Written exercise:
Pull out every line below containing the word "Starkniederschläge".

Supplied material:
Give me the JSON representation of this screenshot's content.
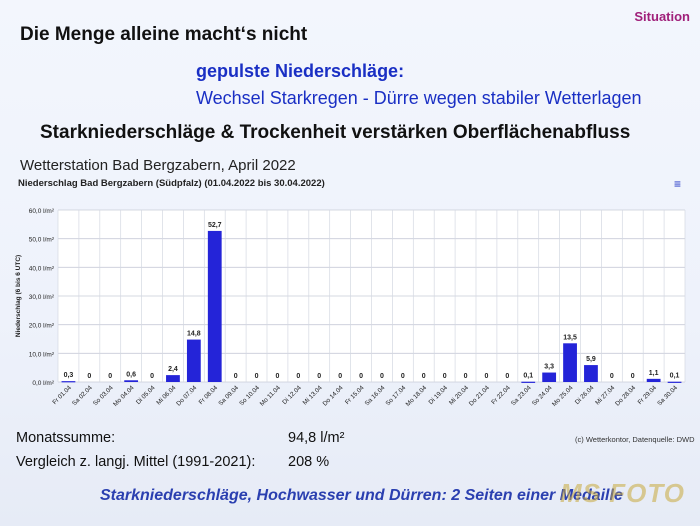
{
  "slide": {
    "corner": "Situation",
    "title": "Die Menge alleine macht‘s nicht",
    "subtitle1": "gepulste Niederschläge:",
    "subtitle2": "Wechsel Starkregen - Dürre wegen stabiler Wetterlagen",
    "heading": "Starkniederschläge & Trockenheit verstärken Oberflächenabfluss",
    "station_title": "Wetterstation Bad Bergzabern, April 2022",
    "footer": "Starkniederschläge, Hochwasser und Dürren: 2 Seiten einer Medaille",
    "watermark": "MS FOTO"
  },
  "stats": {
    "month_sum_label": "Monatssumme:",
    "month_sum_value": "94,8 l/m²",
    "comparison_label": "Vergleich z. langj. Mittel (1991-2021):",
    "comparison_value": "208 %"
  },
  "chart_data": {
    "type": "bar",
    "title": "Niederschlag Bad Bergzabern (Südpfalz) (01.04.2022 bis 30.04.2022)",
    "ylabel": "Niederschlag (6 bis 6 UTC)",
    "ylim": [
      0,
      60
    ],
    "yticks": [
      "0,0 l/m²",
      "10,0 l/m²",
      "20,0 l/m²",
      "30,0 l/m²",
      "40,0 l/m²",
      "50,0 l/m²",
      "60,0 l/m²"
    ],
    "grid": true,
    "bar_color": "#2424d8",
    "credit": "(c) Wetterkontor, Datenquelle: DWD",
    "categories": [
      "Fr 01.04",
      "Sa 02.04",
      "So 03.04",
      "Mo 04.04",
      "Di 05.04",
      "Mi 06.04",
      "Do 07.04",
      "Fr 08.04",
      "Sa 09.04",
      "So 10.04",
      "Mo 11.04",
      "Di 12.04",
      "Mi 13.04",
      "Do 14.04",
      "Fr 15.04",
      "Sa 16.04",
      "So 17.04",
      "Mo 18.04",
      "Di 19.04",
      "Mi 20.04",
      "Do 21.04",
      "Fr 22.04",
      "Sa 23.04",
      "So 24.04",
      "Mo 25.04",
      "Di 26.04",
      "Mi 27.04",
      "Do 28.04",
      "Fr 29.04",
      "Sa 30.04"
    ],
    "values": [
      0.3,
      0,
      0,
      0.6,
      0,
      2.4,
      14.8,
      52.7,
      0,
      0,
      0,
      0,
      0,
      0,
      0,
      0,
      0,
      0,
      0,
      0,
      0,
      0,
      0.1,
      3.3,
      13.5,
      5.9,
      0,
      0,
      1.1,
      0.1
    ],
    "labels": [
      "0,3",
      "0",
      "0",
      "0,6",
      "0",
      "2,4",
      "14,8",
      "52,7",
      "0",
      "0",
      "0",
      "0",
      "0",
      "0",
      "0",
      "0",
      "0",
      "0",
      "0",
      "0",
      "0",
      "0",
      "0,1",
      "3,3",
      "13,5",
      "5,9",
      "0",
      "0",
      "1,1",
      "0,1"
    ]
  }
}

Output:
    "heading": "Starkniederschläge & Trockenheit verstärken Oberflächenabfluss",
    "footer": "Starkniederschläge, Hochwasser und Dürren: 2 Seiten einer Medaille",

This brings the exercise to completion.